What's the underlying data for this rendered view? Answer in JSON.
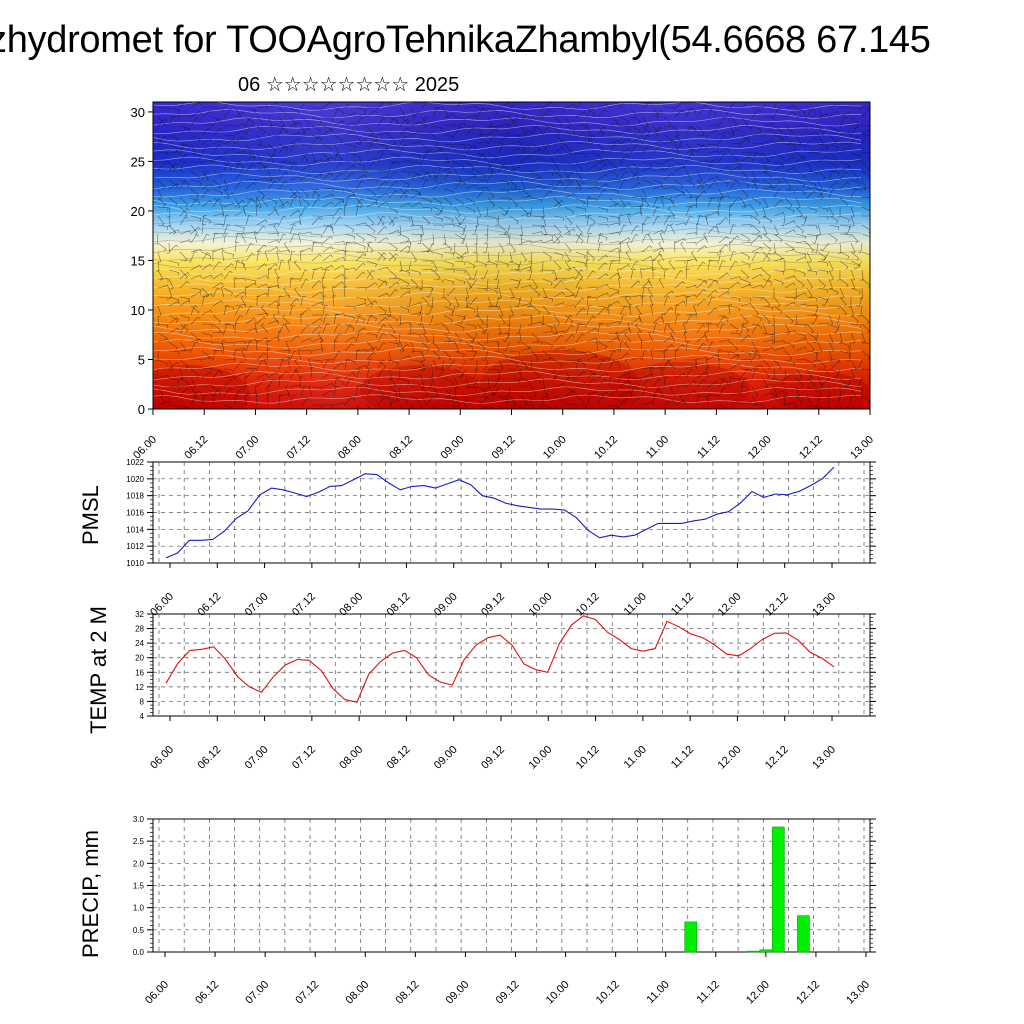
{
  "header": {
    "title": "zhydromet for TOOAgroTehnikaZhambyl(54.6668 67.145",
    "subtitle": "06 ☆☆☆☆☆☆☆☆ 2025"
  },
  "colors": {
    "pmsl_line": "#1a1acc",
    "temp_line": "#dd1111",
    "precip_bar": "#00ee00",
    "cross_section_scale": [
      "#cc0000",
      "#e83000",
      "#f56a00",
      "#f79a10",
      "#f5c830",
      "#fbef60",
      "#f3f2d8",
      "#a8d7f2",
      "#3aa6e8",
      "#1f63dc",
      "#1a2bc8",
      "#3a1fbf",
      "#5b1fb0"
    ]
  },
  "time_axis_labels": [
    "06.00",
    "06.12",
    "07.00",
    "07.12",
    "08.00",
    "08.12",
    "09.00",
    "09.12",
    "10.00",
    "10.12",
    "11.00",
    "11.12",
    "12.00",
    "12.12",
    "13.00"
  ],
  "chart_data": [
    {
      "type": "heatmap",
      "description_panel": "cross-section",
      "x_labels": [
        "06.00",
        "06.12",
        "07.00",
        "07.12",
        "08.00",
        "08.12",
        "09.00",
        "09.12",
        "10.00",
        "10.12",
        "11.00",
        "11.12",
        "12.00",
        "12.12",
        "13.00"
      ],
      "y_ticks": [
        0,
        5,
        10,
        15,
        20,
        25,
        30
      ],
      "ylim": [
        0,
        31
      ],
      "overlay": "wind barbs",
      "ylabel": ""
    },
    {
      "type": "line",
      "ylabel": "PMSL",
      "ylim": [
        1010,
        1022
      ],
      "y_ticks": [
        1010,
        1012,
        1014,
        1016,
        1018,
        1020,
        1022
      ],
      "x_labels": [
        "06.00",
        "06.12",
        "07.00",
        "07.12",
        "08.00",
        "08.12",
        "09.00",
        "09.12",
        "10.00",
        "10.12",
        "11.00",
        "11.12",
        "12.00",
        "12.12",
        "13.00"
      ],
      "values": [
        1010.6,
        1011.2,
        1012.7,
        1012.7,
        1012.8,
        1013.8,
        1015.3,
        1016.2,
        1018.1,
        1018.9,
        1018.7,
        1018.3,
        1017.9,
        1018.4,
        1019.1,
        1019.2,
        1019.9,
        1020.6,
        1020.5,
        1019.5,
        1018.7,
        1019.1,
        1019.2,
        1018.9,
        1019.4,
        1019.9,
        1019.3,
        1018.0,
        1017.7,
        1017.1,
        1016.8,
        1016.6,
        1016.4,
        1016.4,
        1016.3,
        1015.4,
        1013.9,
        1013.0,
        1013.3,
        1013.1,
        1013.3,
        1014.0,
        1014.7,
        1014.7,
        1014.7,
        1015.0,
        1015.2,
        1015.8,
        1016.1,
        1017.1,
        1018.5,
        1017.8,
        1018.2,
        1018.1,
        1018.5,
        1019.2,
        1020.0,
        1021.4
      ]
    },
    {
      "type": "line",
      "ylabel": "TEMP at 2 M",
      "ylim": [
        4,
        32
      ],
      "y_ticks": [
        4,
        8,
        12,
        16,
        20,
        24,
        28,
        32
      ],
      "x_labels": [
        "06.00",
        "06.12",
        "07.00",
        "07.12",
        "08.00",
        "08.12",
        "09.00",
        "09.12",
        "10.00",
        "10.12",
        "11.00",
        "11.12",
        "12.00",
        "12.12",
        "13.00"
      ],
      "values": [
        13.0,
        18.5,
        22.0,
        22.3,
        23.0,
        19.5,
        14.8,
        12.0,
        10.5,
        14.8,
        18.0,
        19.5,
        19.3,
        16.5,
        11.5,
        8.5,
        7.8,
        15.5,
        19.0,
        21.3,
        22.0,
        20.0,
        15.3,
        13.3,
        12.5,
        19.5,
        23.5,
        25.5,
        26.2,
        23.5,
        18.3,
        16.7,
        16.0,
        24.0,
        29.0,
        31.5,
        30.5,
        27.0,
        25.0,
        22.5,
        21.8,
        22.5,
        30.0,
        28.5,
        26.5,
        25.5,
        23.5,
        21.0,
        20.5,
        22.5,
        25.0,
        26.7,
        26.8,
        24.8,
        21.5,
        19.8,
        17.5
      ]
    },
    {
      "type": "bar",
      "ylabel": "PRECIP, mm",
      "ylim": [
        0,
        3.0
      ],
      "y_ticks": [
        "0.0",
        "0.5",
        "1.0",
        "1.5",
        "2.0",
        "2.5",
        "3.0"
      ],
      "x_labels": [
        "06.00",
        "06.12",
        "07.00",
        "07.12",
        "08.00",
        "08.12",
        "09.00",
        "09.12",
        "10.00",
        "10.12",
        "11.00",
        "11.12",
        "12.00",
        "12.12",
        "13.00"
      ],
      "bars": [
        {
          "x_hours": 126,
          "value": 0.68
        },
        {
          "x_hours": 141,
          "value": 0.02
        },
        {
          "x_hours": 144,
          "value": 0.05
        },
        {
          "x_hours": 147,
          "value": 2.82
        },
        {
          "x_hours": 153,
          "value": 0.82
        }
      ]
    }
  ]
}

+ + + + +

● Stated problem
Write out all the entries word for word, but skip any images.

● Reply
What's the underlying data for this rendered view? Answer in JSON.
{
  "header": {
    "title": "zhydromet for TOOAgroTehnikaZhambyl(54.6668 67.145",
    "subtitle": "06 ☆☆☆☆☆☆☆☆ 2025"
  },
  "colors": {
    "pmsl_line": "#1a1acc",
    "temp_line": "#dd1111",
    "precip_bar": "#00ee00",
    "cross_section_scale": [
      "#cc0000",
      "#e83000",
      "#f56a00",
      "#f79a10",
      "#f5c830",
      "#fbef60",
      "#f3f2d8",
      "#a8d7f2",
      "#3aa6e8",
      "#1f63dc",
      "#1a2bc8",
      "#3a1fbf",
      "#5b1fb0"
    ]
  },
  "time_axis_labels": [
    "06.00",
    "06.12",
    "07.00",
    "07.12",
    "08.00",
    "08.12",
    "09.00",
    "09.12",
    "10.00",
    "10.12",
    "11.00",
    "11.12",
    "12.00",
    "12.12",
    "13.00"
  ],
  "chart_data": [
    {
      "type": "heatmap",
      "description_panel": "cross-section",
      "x_labels": [
        "06.00",
        "06.12",
        "07.00",
        "07.12",
        "08.00",
        "08.12",
        "09.00",
        "09.12",
        "10.00",
        "10.12",
        "11.00",
        "11.12",
        "12.00",
        "12.12",
        "13.00"
      ],
      "y_ticks": [
        0,
        5,
        10,
        15,
        20,
        25,
        30
      ],
      "ylim": [
        0,
        31
      ],
      "overlay": "wind barbs",
      "ylabel": ""
    },
    {
      "type": "line",
      "ylabel": "PMSL",
      "ylim": [
        1010,
        1022
      ],
      "y_ticks": [
        1010,
        1012,
        1014,
        1016,
        1018,
        1020,
        1022
      ],
      "x_labels": [
        "06.00",
        "06.12",
        "07.00",
        "07.12",
        "08.00",
        "08.12",
        "09.00",
        "09.12",
        "10.00",
        "10.12",
        "11.00",
        "11.12",
        "12.00",
        "12.12",
        "13.00"
      ],
      "values": [
        1010.6,
        1011.2,
        1012.7,
        1012.7,
        1012.8,
        1013.8,
        1015.3,
        1016.2,
        1018.1,
        1018.9,
        1018.7,
        1018.3,
        1017.9,
        1018.4,
        1019.1,
        1019.2,
        1019.9,
        1020.6,
        1020.5,
        1019.5,
        1018.7,
        1019.1,
        1019.2,
        1018.9,
        1019.4,
        1019.9,
        1019.3,
        1018.0,
        1017.7,
        1017.1,
        1016.8,
        1016.6,
        1016.4,
        1016.4,
        1016.3,
        1015.4,
        1013.9,
        1013.0,
        1013.3,
        1013.1,
        1013.3,
        1014.0,
        1014.7,
        1014.7,
        1014.7,
        1015.0,
        1015.2,
        1015.8,
        1016.1,
        1017.1,
        1018.5,
        1017.8,
        1018.2,
        1018.1,
        1018.5,
        1019.2,
        1020.0,
        1021.4
      ]
    },
    {
      "type": "line",
      "ylabel": "TEMP at 2 M",
      "ylim": [
        4,
        32
      ],
      "y_ticks": [
        4,
        8,
        12,
        16,
        20,
        24,
        28,
        32
      ],
      "x_labels": [
        "06.00",
        "06.12",
        "07.00",
        "07.12",
        "08.00",
        "08.12",
        "09.00",
        "09.12",
        "10.00",
        "10.12",
        "11.00",
        "11.12",
        "12.00",
        "12.12",
        "13.00"
      ],
      "values": [
        13.0,
        18.5,
        22.0,
        22.3,
        23.0,
        19.5,
        14.8,
        12.0,
        10.5,
        14.8,
        18.0,
        19.5,
        19.3,
        16.5,
        11.5,
        8.5,
        7.8,
        15.5,
        19.0,
        21.3,
        22.0,
        20.0,
        15.3,
        13.3,
        12.5,
        19.5,
        23.5,
        25.5,
        26.2,
        23.5,
        18.3,
        16.7,
        16.0,
        24.0,
        29.0,
        31.5,
        30.5,
        27.0,
        25.0,
        22.5,
        21.8,
        22.5,
        30.0,
        28.5,
        26.5,
        25.5,
        23.5,
        21.0,
        20.5,
        22.5,
        25.0,
        26.7,
        26.8,
        24.8,
        21.5,
        19.8,
        17.5
      ]
    },
    {
      "type": "bar",
      "ylabel": "PRECIP, mm",
      "ylim": [
        0,
        3.0
      ],
      "y_ticks": [
        "0.0",
        "0.5",
        "1.0",
        "1.5",
        "2.0",
        "2.5",
        "3.0"
      ],
      "x_labels": [
        "06.00",
        "06.12",
        "07.00",
        "07.12",
        "08.00",
        "08.12",
        "09.00",
        "09.12",
        "10.00",
        "10.12",
        "11.00",
        "11.12",
        "12.00",
        "12.12",
        "13.00"
      ],
      "bars": [
        {
          "x_hours": 126,
          "value": 0.68
        },
        {
          "x_hours": 141,
          "value": 0.02
        },
        {
          "x_hours": 144,
          "value": 0.05
        },
        {
          "x_hours": 147,
          "value": 2.82
        },
        {
          "x_hours": 153,
          "value": 0.82
        }
      ]
    }
  ]
}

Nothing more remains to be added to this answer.